::: Reading text

Consider that a posthumous strike three against a company that was already ejected from the game for unsportsmanlike conduct.
It’s unclear at this point exactly what type of scam GBL was running. Was the company a Ponzi scheme in which its founders pocket most or all of the $4.1 million in missing client funds, or was it just a poorly run (and somewhat deceptive) business that operated at a deficit and quickly ran out of funds, taking some clients down with it? Neither answer is good for the affected clients, but the former is obviously more nefarious than the latter. Regardless, given the difficulty in identifying the owners of bitcoin wallets, it’s hard to imagine a scenario where GBL clients are repaid.
The above forum that first raised questions of GBL’s integrity now reads in bright red letters, “版主HorseRider警示：小心骗局,” or “Moderator HorseRider warning: Be careful scam.” GBL is hardly the first scam to affect the bitcoin market. Another BitcionTalk thread started in May 2012 features an ongoing list of 30 such “Major Bitcoin Heists.”
The key takeaway from this and other incidents like it is that while bitcoin might hold great long term potential as an alternative currency, it’s still a buyer beware environment. Like cash, once the cryptocurrency is exchanged, there are no charge backs or refunds. It’s up to consumers to determine the reliability of any counterparty, including exchanges. At the same time, it’s up to each individual country and jurisdiction to outline a regulatory framework under which virtual currencies must operate. Hong Kong has yet to enact such regulation, meaning that GBL’s victims may have less legal recourse than they would in other jurisdictions.

::::::
::: Recorded data

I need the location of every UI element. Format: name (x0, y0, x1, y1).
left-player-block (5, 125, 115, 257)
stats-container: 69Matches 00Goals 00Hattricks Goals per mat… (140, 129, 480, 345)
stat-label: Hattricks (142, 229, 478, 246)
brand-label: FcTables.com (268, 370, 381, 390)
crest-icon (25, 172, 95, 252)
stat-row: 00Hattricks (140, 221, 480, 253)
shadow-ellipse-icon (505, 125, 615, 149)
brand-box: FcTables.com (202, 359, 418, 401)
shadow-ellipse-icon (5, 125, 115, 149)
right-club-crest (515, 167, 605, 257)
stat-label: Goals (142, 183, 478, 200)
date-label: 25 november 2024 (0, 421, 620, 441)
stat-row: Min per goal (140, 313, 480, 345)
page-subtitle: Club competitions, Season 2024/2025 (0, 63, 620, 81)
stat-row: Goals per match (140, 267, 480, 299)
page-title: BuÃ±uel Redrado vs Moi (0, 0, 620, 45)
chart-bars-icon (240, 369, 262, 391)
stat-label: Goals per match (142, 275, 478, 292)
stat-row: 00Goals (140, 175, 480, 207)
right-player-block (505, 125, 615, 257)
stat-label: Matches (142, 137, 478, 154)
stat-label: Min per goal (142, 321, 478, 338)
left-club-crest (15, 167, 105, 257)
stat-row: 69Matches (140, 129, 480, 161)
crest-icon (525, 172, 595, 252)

::::::

What this exercise asks:
1. In the text about the GBL bitcoin scam, how much client money is said to be missing?
2. Write the next few sentences of the text about the GBL bitcoin scam, continuing after its final paragraph.

Your responses:
1. $4.1 million

2.
The US, while vocal on the need for bitcoin exchanges doing business in the country to register as MTBs, still faces its own uncertainties. The US Senate Committee on Homeland Security and Governmental Affairs will meet on November 18 to discuss bitcoin and other cryptocurrencies. While a step in the right direction, this hearing is at the same time a reflection that there is much progress to be made in regulating bitcoin. Other US agencies like the Securities and Exchange Commission (SEC), the State Department(s) of Financial Services, and Department of Homeland Security have also each weighed in, adding further complexity and uncertainty to the situation.
We’ll keep an eye on the GBL saga to see how it unfolds in the coming weeks. Hopefully, those affected find some resolution, be that a return of their missing funds or those responsible put to justice. But bigger picture, bitcoin steams ahead with nary a ripple. As hard as it to believe, this risk premium is widely understood by sophisticated bitcoin investors and has largely been priced into the market.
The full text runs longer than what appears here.